Stored data
▼

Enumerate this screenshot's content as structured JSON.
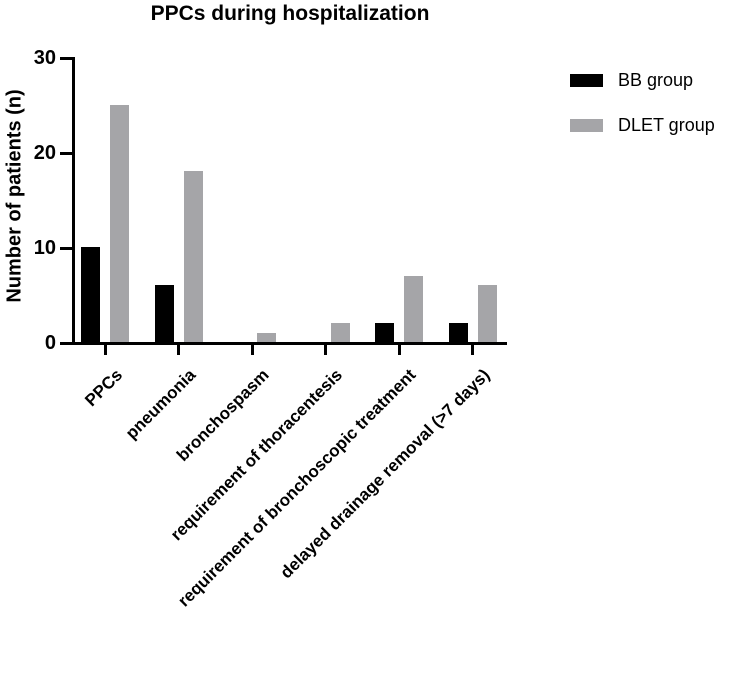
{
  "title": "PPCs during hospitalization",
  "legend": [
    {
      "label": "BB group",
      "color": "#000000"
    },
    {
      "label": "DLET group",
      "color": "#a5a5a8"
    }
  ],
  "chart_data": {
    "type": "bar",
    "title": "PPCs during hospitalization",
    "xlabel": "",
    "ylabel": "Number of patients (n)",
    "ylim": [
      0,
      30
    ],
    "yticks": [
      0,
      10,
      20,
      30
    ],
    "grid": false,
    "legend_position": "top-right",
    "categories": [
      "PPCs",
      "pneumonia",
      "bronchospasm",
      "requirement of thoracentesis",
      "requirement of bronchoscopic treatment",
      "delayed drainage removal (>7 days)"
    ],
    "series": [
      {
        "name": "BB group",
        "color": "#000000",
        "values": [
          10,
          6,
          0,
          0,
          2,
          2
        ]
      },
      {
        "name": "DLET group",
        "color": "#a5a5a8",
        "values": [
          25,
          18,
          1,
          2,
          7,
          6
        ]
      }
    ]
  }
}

▲
▼

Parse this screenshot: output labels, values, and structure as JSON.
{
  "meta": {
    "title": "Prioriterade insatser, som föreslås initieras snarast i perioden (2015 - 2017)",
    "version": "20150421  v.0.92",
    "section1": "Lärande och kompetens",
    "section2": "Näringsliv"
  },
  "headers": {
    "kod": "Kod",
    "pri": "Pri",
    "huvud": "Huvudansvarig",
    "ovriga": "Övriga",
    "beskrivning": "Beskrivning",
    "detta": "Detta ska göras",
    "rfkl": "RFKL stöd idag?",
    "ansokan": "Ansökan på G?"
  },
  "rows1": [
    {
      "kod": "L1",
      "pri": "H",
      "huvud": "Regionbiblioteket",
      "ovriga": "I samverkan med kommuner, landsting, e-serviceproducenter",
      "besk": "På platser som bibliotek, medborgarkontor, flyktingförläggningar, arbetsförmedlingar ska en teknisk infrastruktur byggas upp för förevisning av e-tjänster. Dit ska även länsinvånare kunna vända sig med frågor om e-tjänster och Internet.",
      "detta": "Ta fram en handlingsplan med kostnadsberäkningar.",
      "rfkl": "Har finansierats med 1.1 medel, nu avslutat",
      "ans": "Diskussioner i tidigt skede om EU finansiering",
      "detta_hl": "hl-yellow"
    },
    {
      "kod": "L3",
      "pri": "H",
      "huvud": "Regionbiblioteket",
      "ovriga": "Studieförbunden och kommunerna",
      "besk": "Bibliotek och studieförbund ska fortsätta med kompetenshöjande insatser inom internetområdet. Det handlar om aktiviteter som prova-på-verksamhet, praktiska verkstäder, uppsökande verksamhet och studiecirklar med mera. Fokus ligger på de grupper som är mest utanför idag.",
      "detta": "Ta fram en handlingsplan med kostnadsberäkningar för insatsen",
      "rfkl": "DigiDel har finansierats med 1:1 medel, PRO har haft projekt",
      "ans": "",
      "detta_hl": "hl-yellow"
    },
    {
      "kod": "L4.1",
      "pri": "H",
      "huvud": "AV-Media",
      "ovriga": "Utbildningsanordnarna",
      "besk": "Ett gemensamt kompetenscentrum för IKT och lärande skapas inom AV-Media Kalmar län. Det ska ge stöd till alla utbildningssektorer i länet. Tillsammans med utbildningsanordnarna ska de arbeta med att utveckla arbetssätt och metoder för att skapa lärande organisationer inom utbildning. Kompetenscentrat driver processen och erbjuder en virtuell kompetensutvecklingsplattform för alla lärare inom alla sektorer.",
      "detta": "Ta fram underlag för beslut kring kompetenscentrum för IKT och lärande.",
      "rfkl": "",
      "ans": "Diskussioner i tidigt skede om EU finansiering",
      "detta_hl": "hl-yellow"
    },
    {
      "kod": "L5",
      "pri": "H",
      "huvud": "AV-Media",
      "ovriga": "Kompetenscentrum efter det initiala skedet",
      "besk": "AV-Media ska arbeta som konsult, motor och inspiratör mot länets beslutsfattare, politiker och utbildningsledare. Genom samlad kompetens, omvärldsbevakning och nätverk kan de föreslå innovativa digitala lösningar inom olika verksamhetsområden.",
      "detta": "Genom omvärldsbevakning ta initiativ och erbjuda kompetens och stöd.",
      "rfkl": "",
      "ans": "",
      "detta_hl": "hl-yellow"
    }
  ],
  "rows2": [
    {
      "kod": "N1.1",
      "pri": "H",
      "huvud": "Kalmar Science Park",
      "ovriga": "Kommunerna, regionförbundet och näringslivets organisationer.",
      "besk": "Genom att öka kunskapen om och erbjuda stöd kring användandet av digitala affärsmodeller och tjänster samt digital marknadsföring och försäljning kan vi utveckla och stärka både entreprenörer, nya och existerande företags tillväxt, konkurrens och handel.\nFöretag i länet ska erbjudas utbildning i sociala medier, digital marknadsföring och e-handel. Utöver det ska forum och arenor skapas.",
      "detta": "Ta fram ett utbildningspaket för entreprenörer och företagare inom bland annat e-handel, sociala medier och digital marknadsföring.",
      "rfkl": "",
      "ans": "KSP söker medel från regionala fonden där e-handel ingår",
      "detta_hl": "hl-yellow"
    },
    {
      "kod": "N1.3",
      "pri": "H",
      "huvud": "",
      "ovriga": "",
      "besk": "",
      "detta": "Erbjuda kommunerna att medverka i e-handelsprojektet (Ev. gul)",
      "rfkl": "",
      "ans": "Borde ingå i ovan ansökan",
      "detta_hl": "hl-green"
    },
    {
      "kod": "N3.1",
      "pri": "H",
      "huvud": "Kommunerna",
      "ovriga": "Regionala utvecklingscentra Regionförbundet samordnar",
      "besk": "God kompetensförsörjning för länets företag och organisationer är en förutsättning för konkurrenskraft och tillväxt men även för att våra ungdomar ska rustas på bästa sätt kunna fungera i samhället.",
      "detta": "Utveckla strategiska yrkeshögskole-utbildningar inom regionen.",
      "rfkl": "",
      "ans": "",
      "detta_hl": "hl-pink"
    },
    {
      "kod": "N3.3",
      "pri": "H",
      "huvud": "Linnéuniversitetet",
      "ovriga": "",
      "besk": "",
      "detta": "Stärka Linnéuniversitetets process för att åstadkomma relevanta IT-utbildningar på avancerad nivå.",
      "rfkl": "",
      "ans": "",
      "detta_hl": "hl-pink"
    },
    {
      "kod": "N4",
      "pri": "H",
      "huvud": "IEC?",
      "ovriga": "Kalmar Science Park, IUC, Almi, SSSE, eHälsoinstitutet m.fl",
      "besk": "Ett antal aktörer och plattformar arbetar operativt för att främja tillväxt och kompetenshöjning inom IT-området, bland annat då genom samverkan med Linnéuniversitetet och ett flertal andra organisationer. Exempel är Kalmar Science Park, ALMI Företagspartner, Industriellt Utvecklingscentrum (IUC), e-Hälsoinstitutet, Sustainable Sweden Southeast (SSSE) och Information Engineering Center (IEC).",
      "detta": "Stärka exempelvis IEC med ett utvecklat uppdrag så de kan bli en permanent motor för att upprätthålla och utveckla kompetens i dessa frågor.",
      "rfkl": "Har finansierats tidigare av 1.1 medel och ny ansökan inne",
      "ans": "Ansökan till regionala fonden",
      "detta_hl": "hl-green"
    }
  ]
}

▲
▼

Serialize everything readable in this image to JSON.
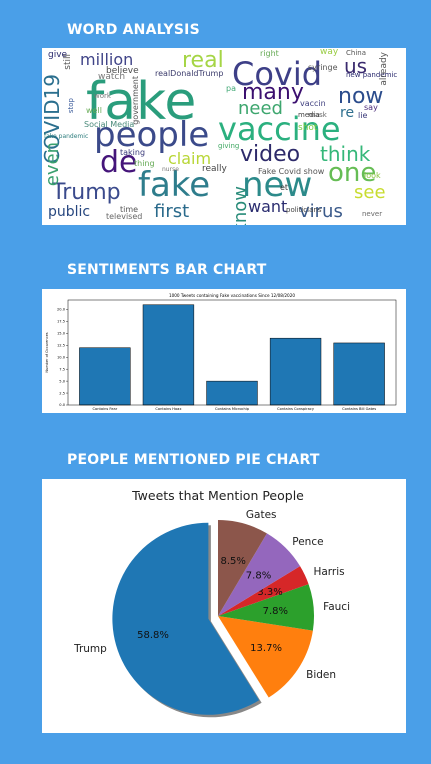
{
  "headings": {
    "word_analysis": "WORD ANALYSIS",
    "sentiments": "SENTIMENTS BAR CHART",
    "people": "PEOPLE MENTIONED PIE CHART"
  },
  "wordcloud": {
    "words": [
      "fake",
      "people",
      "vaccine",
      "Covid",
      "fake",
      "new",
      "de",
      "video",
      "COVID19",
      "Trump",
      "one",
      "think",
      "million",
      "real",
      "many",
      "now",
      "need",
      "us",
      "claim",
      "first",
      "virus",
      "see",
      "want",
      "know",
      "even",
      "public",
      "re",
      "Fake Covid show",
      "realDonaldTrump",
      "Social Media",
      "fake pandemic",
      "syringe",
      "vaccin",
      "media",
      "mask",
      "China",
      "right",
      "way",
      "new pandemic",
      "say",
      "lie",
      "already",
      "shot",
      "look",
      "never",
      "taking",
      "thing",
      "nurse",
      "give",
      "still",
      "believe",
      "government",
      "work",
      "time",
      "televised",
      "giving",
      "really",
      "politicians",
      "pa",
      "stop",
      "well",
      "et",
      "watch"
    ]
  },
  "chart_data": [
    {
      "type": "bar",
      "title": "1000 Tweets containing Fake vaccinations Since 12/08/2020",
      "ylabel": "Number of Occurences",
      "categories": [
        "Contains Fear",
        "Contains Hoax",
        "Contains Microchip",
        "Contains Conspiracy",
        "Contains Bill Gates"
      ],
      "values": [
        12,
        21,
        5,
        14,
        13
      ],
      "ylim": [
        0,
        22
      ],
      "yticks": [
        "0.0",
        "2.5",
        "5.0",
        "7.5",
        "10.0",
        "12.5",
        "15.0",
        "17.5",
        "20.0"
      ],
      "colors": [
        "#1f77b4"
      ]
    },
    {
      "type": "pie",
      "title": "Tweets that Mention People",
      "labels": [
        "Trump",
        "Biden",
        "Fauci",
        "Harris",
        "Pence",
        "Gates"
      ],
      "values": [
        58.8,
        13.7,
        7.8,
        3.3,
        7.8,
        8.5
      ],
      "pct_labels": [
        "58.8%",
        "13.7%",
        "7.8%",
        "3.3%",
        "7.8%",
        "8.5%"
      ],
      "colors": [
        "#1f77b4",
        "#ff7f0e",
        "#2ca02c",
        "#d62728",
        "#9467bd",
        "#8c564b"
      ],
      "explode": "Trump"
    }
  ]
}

▲

Show, from the entries above, every line that includes the string "idag".

    "rfkl": "RFKL stöd idag?",
      "besk": "Bibliotek och studieförbund ska fortsätta med kompetenshöjande insatser inom internetområdet. Det handlar om aktiviteter som prova-på-verksamhet, praktiska verkstäder, uppsökande verksamhet och studiecirklar med mera. Fokus ligger på de grupper som är mest utanför idag.",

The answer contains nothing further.